§ Description of the task
Pull every line containing the word "small" from the records.

┄┄┄┄┄┄

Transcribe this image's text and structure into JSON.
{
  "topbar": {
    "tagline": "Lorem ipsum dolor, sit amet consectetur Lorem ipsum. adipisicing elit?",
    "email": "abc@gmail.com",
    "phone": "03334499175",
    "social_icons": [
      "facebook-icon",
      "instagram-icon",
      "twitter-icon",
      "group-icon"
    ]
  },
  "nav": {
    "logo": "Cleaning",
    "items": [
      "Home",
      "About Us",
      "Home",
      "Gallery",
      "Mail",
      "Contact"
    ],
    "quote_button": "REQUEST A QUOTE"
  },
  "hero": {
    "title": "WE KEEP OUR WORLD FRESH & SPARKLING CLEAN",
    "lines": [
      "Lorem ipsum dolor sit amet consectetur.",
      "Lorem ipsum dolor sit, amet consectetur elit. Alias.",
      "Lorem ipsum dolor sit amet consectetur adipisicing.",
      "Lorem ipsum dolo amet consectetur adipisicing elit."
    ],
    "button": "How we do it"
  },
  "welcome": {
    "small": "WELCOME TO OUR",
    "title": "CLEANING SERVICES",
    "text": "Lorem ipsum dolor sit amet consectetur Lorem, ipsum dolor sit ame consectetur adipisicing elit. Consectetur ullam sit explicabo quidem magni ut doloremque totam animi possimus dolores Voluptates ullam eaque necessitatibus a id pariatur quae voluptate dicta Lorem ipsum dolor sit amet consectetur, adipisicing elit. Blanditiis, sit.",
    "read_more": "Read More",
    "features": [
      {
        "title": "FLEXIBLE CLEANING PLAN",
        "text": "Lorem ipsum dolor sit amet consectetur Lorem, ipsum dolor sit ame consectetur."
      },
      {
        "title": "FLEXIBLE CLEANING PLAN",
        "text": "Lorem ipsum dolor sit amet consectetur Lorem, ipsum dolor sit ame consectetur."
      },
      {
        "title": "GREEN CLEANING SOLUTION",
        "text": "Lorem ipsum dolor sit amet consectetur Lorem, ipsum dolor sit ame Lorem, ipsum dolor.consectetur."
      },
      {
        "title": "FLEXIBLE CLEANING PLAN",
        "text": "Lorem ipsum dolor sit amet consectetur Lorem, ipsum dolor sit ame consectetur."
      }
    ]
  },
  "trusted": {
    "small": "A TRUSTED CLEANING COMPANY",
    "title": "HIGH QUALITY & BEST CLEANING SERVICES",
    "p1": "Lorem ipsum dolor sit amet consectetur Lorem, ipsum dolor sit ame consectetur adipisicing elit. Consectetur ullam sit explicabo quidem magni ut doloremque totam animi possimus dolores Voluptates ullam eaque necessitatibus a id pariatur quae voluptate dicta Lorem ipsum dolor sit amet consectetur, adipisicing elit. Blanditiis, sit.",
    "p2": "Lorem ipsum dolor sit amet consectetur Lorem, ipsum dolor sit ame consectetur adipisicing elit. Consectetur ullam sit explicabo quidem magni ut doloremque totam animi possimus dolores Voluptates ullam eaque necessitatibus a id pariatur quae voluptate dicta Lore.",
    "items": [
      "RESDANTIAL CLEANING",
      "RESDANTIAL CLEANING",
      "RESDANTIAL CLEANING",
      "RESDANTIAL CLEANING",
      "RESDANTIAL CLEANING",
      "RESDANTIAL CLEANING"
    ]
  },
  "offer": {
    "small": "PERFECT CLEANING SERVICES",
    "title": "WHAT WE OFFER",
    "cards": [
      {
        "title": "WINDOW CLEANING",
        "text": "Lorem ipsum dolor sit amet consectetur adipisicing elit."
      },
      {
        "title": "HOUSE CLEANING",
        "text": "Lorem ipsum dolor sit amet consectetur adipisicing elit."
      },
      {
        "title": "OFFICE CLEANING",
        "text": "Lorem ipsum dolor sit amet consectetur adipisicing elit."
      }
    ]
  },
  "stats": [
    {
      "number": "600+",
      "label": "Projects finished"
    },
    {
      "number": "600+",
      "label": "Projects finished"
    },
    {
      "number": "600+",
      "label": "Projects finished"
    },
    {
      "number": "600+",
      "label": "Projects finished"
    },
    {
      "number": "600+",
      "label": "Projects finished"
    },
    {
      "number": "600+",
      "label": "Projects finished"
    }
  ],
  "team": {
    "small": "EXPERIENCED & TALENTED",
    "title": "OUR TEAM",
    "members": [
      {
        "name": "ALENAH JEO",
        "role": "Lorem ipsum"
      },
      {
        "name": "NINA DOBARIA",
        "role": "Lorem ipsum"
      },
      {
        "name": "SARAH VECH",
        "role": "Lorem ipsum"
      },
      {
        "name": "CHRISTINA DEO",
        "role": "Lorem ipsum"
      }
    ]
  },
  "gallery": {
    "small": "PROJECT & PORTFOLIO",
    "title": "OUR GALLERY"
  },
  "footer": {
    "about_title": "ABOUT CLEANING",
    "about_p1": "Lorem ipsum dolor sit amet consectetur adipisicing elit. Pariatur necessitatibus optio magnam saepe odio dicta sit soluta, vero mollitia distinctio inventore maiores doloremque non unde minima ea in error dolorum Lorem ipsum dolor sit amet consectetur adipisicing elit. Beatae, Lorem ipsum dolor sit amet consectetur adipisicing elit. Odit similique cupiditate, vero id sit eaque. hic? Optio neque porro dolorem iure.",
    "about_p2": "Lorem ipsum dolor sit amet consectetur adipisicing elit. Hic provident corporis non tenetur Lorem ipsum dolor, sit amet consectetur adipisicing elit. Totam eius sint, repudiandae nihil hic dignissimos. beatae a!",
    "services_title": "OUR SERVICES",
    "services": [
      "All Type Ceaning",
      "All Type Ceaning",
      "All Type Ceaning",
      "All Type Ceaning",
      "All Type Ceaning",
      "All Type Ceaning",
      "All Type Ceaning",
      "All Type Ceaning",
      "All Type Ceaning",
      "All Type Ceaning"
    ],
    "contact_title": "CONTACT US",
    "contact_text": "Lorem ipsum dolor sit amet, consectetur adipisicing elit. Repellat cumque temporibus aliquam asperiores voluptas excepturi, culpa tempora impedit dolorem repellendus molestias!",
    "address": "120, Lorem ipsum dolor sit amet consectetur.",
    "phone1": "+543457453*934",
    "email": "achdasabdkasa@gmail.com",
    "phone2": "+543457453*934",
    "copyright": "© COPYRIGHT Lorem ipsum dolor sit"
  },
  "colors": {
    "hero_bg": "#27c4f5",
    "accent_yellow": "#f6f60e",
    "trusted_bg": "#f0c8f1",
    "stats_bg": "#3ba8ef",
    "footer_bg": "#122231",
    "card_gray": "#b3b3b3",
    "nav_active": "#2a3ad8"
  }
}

┄┄┄┄┄┄

§ Task output
    "small": "WELCOME TO OUR",
    "small": "A TRUSTED CLEANING COMPANY",
    "small": "PERFECT CLEANING SERVICES",
    "small": "EXPERIENCED & TALENTED",
    "small": "PROJECT & PORTFOLIO",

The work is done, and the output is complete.